**EXERCISE MATERIAL:**

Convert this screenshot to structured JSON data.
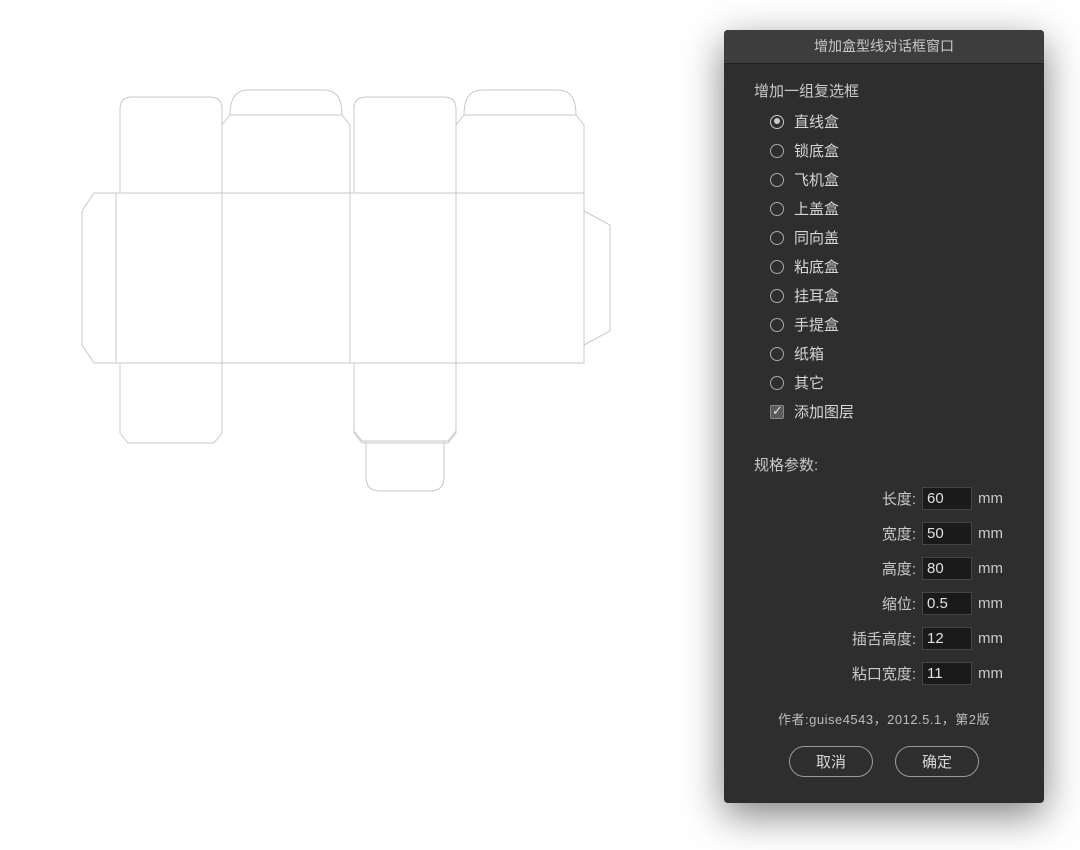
{
  "dialog": {
    "title": "增加盒型线对话框窗口",
    "group_label": "增加一组复选框",
    "options": [
      {
        "label": "直线盒",
        "checked": true
      },
      {
        "label": "锁底盒",
        "checked": false
      },
      {
        "label": "飞机盒",
        "checked": false
      },
      {
        "label": "上盖盒",
        "checked": false
      },
      {
        "label": "同向盖",
        "checked": false
      },
      {
        "label": "粘底盒",
        "checked": false
      },
      {
        "label": "挂耳盒",
        "checked": false
      },
      {
        "label": "手提盒",
        "checked": false
      },
      {
        "label": "纸箱",
        "checked": false
      },
      {
        "label": "其它",
        "checked": false
      }
    ],
    "add_layer_label": "添加图层",
    "add_layer_checked": true,
    "params_label": "规格参数:",
    "params": [
      {
        "label": "长度:",
        "value": "60",
        "unit": "mm"
      },
      {
        "label": "宽度:",
        "value": "50",
        "unit": "mm"
      },
      {
        "label": "高度:",
        "value": "80",
        "unit": "mm"
      },
      {
        "label": "缩位:",
        "value": "0.5",
        "unit": "mm"
      },
      {
        "label": "插舌高度:",
        "value": "12",
        "unit": "mm"
      },
      {
        "label": "粘口宽度:",
        "value": "11",
        "unit": "mm"
      }
    ],
    "footer": "作者:guise4543，2012.5.1，第2版",
    "cancel_label": "取消",
    "ok_label": "确定"
  }
}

**WHAT THE TASK ASKS:** Return every line of the records exactly as given, pictures excluded.

**REPLY TO THE TASK:**
Convert this screenshot to structured JSON data.
{
  "dialog": {
    "title": "增加盒型线对话框窗口",
    "group_label": "增加一组复选框",
    "options": [
      {
        "label": "直线盒",
        "checked": true
      },
      {
        "label": "锁底盒",
        "checked": false
      },
      {
        "label": "飞机盒",
        "checked": false
      },
      {
        "label": "上盖盒",
        "checked": false
      },
      {
        "label": "同向盖",
        "checked": false
      },
      {
        "label": "粘底盒",
        "checked": false
      },
      {
        "label": "挂耳盒",
        "checked": false
      },
      {
        "label": "手提盒",
        "checked": false
      },
      {
        "label": "纸箱",
        "checked": false
      },
      {
        "label": "其它",
        "checked": false
      }
    ],
    "add_layer_label": "添加图层",
    "add_layer_checked": true,
    "params_label": "规格参数:",
    "params": [
      {
        "label": "长度:",
        "value": "60",
        "unit": "mm"
      },
      {
        "label": "宽度:",
        "value": "50",
        "unit": "mm"
      },
      {
        "label": "高度:",
        "value": "80",
        "unit": "mm"
      },
      {
        "label": "缩位:",
        "value": "0.5",
        "unit": "mm"
      },
      {
        "label": "插舌高度:",
        "value": "12",
        "unit": "mm"
      },
      {
        "label": "粘口宽度:",
        "value": "11",
        "unit": "mm"
      }
    ],
    "footer": "作者:guise4543，2012.5.1，第2版",
    "cancel_label": "取消",
    "ok_label": "确定"
  }
}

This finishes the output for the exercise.